--- GIVEN PROBLEM ---
Wherever the word "interest" appears in a line, copy that line.

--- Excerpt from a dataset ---

****************************************

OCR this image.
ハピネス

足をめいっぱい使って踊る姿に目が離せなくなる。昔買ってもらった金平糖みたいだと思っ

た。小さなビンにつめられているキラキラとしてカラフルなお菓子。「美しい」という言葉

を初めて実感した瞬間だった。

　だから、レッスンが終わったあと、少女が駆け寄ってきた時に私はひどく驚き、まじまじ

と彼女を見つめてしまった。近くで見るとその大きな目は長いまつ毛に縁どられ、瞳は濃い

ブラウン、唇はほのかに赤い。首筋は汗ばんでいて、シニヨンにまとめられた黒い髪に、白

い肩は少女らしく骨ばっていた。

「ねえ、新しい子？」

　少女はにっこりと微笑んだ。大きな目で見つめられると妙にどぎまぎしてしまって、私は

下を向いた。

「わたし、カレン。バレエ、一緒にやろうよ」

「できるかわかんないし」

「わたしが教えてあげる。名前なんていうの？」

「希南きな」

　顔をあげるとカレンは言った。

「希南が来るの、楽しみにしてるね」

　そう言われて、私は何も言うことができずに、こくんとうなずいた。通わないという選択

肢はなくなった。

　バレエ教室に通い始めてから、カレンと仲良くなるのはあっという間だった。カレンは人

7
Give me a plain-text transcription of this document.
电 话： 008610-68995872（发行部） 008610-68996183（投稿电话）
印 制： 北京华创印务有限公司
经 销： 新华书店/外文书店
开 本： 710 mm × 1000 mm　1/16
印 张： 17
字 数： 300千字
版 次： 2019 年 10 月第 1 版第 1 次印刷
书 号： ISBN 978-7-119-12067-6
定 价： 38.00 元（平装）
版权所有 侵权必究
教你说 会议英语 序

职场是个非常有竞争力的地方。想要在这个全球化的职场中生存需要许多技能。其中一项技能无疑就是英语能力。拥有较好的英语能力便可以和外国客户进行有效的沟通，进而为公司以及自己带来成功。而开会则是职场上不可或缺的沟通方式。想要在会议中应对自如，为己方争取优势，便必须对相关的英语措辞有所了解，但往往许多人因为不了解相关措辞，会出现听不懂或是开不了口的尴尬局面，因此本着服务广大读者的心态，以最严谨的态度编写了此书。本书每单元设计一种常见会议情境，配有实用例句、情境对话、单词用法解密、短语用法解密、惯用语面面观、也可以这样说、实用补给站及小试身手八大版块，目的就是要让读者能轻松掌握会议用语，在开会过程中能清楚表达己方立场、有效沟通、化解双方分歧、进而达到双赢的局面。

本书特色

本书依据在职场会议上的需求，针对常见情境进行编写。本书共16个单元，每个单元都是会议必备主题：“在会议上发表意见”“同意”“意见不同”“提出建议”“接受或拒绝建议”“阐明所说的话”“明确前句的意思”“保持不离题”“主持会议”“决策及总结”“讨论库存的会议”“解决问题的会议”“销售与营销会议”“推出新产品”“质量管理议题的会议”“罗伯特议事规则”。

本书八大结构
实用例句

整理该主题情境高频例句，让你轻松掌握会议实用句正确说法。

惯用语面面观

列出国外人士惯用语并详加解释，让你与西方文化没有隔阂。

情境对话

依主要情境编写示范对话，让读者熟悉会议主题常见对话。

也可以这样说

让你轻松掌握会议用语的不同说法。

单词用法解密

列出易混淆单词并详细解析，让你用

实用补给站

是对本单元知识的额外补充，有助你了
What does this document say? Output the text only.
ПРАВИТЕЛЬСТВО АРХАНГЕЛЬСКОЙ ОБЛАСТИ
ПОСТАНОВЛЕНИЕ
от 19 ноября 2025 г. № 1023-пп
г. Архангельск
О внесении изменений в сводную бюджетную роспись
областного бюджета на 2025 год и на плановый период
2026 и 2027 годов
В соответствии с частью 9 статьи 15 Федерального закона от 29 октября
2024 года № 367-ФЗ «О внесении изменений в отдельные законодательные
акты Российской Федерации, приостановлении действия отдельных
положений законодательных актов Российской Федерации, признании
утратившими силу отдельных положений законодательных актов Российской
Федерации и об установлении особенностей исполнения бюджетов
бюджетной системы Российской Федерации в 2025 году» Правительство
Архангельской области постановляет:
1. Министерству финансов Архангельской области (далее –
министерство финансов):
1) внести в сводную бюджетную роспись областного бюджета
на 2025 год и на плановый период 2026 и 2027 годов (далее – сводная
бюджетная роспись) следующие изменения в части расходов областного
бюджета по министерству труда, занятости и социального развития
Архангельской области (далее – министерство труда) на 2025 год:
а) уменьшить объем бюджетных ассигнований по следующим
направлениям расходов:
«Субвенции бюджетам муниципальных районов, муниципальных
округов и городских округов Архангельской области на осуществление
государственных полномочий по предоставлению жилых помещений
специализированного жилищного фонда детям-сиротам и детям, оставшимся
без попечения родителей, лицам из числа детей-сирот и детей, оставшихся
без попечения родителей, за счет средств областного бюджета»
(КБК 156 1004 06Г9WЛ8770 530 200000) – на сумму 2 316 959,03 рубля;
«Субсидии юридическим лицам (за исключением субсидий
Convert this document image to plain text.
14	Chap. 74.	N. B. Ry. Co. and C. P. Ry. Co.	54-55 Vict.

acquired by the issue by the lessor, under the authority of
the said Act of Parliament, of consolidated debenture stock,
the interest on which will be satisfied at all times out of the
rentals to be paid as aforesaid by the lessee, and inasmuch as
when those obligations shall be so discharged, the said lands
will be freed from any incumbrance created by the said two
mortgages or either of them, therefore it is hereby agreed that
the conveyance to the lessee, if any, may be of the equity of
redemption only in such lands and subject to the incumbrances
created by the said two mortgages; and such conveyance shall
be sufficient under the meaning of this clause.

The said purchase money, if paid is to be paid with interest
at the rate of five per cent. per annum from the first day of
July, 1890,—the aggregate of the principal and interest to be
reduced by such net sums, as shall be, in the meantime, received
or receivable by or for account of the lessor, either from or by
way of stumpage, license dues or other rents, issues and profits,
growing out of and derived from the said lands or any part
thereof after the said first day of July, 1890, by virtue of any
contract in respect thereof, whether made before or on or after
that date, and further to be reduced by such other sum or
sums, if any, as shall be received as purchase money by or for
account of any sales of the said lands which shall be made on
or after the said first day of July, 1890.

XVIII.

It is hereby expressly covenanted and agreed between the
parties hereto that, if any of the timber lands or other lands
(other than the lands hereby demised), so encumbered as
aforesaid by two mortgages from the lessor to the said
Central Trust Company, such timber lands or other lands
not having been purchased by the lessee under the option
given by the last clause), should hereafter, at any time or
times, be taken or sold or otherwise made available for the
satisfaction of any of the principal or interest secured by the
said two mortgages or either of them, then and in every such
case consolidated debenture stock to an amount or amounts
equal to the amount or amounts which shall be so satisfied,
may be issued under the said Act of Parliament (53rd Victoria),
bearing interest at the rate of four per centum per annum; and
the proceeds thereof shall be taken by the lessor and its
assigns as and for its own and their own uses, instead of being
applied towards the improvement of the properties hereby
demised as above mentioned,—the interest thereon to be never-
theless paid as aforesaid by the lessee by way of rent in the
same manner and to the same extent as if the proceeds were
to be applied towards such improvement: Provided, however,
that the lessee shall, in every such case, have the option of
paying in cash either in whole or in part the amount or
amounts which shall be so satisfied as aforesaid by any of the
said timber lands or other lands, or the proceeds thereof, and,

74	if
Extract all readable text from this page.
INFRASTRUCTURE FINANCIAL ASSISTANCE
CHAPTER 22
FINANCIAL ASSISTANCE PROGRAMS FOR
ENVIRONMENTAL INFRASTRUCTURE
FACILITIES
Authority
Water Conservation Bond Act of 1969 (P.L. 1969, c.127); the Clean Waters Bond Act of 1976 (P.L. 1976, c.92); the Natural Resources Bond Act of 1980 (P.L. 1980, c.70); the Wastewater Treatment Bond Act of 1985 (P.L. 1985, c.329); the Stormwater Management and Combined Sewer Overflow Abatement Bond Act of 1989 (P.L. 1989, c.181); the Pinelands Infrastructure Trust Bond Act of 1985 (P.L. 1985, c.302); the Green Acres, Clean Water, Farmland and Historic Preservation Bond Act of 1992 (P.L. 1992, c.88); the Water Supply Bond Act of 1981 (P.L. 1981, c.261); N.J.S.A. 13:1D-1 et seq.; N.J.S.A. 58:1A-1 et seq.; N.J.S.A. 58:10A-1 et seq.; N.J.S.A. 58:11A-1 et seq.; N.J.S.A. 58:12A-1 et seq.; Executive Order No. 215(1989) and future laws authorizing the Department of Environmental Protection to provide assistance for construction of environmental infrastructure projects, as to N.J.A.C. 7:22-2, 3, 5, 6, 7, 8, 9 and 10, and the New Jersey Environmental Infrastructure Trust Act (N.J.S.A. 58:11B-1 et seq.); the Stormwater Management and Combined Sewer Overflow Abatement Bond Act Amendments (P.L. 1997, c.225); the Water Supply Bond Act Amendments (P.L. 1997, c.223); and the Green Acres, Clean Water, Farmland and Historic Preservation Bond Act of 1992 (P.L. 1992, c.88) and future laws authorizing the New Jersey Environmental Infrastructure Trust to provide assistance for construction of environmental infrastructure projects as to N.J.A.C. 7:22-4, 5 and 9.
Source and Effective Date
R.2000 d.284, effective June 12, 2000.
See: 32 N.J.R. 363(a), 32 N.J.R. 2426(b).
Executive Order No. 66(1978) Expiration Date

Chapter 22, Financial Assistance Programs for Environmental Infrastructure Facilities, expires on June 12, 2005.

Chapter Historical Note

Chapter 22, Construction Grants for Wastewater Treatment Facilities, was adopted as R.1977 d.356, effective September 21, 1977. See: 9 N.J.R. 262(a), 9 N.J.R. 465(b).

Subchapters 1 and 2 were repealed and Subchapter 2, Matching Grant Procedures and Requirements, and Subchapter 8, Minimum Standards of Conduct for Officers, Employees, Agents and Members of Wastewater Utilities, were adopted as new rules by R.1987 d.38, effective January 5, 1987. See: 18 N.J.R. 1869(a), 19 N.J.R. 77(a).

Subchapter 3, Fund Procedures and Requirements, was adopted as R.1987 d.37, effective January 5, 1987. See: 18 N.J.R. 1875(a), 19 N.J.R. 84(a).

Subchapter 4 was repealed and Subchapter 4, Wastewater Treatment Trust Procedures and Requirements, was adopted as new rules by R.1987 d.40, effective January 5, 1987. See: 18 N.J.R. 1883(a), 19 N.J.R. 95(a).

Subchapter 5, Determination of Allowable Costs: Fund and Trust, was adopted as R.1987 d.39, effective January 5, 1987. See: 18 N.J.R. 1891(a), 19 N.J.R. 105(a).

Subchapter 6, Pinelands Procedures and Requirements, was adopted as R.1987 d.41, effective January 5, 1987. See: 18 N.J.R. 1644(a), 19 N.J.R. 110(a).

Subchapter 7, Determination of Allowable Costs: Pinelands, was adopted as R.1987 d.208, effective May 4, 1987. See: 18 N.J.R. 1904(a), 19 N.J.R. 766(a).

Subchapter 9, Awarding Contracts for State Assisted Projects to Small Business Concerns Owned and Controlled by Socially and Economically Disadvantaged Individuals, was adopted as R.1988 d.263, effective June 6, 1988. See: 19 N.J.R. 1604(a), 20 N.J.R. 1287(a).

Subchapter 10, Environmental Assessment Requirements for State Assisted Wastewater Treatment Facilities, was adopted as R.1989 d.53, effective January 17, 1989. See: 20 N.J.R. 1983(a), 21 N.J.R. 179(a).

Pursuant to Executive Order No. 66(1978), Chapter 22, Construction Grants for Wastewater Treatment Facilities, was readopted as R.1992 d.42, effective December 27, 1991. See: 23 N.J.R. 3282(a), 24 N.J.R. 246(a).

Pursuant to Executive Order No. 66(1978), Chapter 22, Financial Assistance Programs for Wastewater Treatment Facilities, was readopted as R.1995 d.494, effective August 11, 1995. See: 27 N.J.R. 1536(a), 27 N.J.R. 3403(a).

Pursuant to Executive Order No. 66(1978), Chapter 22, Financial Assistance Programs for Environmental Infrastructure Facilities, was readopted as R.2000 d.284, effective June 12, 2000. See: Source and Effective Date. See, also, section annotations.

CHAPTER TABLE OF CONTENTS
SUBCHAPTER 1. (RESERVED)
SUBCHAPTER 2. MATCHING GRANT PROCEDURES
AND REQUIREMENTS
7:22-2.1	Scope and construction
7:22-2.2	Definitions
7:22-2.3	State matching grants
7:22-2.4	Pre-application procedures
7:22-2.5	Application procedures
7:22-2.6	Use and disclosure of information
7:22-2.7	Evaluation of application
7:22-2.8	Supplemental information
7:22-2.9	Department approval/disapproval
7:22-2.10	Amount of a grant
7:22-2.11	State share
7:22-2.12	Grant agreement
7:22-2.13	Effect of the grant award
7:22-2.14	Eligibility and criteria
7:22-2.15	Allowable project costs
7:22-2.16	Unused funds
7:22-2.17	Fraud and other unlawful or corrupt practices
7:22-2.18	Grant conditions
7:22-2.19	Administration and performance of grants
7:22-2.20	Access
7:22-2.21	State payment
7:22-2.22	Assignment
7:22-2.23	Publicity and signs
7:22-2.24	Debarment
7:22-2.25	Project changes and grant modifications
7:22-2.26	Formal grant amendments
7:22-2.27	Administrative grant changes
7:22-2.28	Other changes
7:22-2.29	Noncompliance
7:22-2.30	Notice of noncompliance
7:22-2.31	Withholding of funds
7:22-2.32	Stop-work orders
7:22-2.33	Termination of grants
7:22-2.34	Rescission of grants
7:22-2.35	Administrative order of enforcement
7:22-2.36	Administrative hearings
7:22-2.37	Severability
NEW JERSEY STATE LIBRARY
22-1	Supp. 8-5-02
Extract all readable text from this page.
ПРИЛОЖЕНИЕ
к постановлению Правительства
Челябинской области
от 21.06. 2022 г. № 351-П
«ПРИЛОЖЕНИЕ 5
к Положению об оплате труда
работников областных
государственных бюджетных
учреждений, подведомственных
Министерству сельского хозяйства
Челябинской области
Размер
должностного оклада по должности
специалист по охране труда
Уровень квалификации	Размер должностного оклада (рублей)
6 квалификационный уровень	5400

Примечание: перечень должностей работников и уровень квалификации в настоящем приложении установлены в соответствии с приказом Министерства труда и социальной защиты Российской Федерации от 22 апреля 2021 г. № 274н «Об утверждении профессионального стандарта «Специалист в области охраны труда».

****************************************

--- FINAL ANSWER ---
the interest on which will be satisfied at all times out of the
The said purchase money, if paid is to be paid with interest
July, 1890,—the aggregate of the principal and interest to be
satisfaction of any of the principal or interest secured by the
bearing interest at the rate of four per centum per annum; and
demised as above mentioned,—the interest thereon to be never-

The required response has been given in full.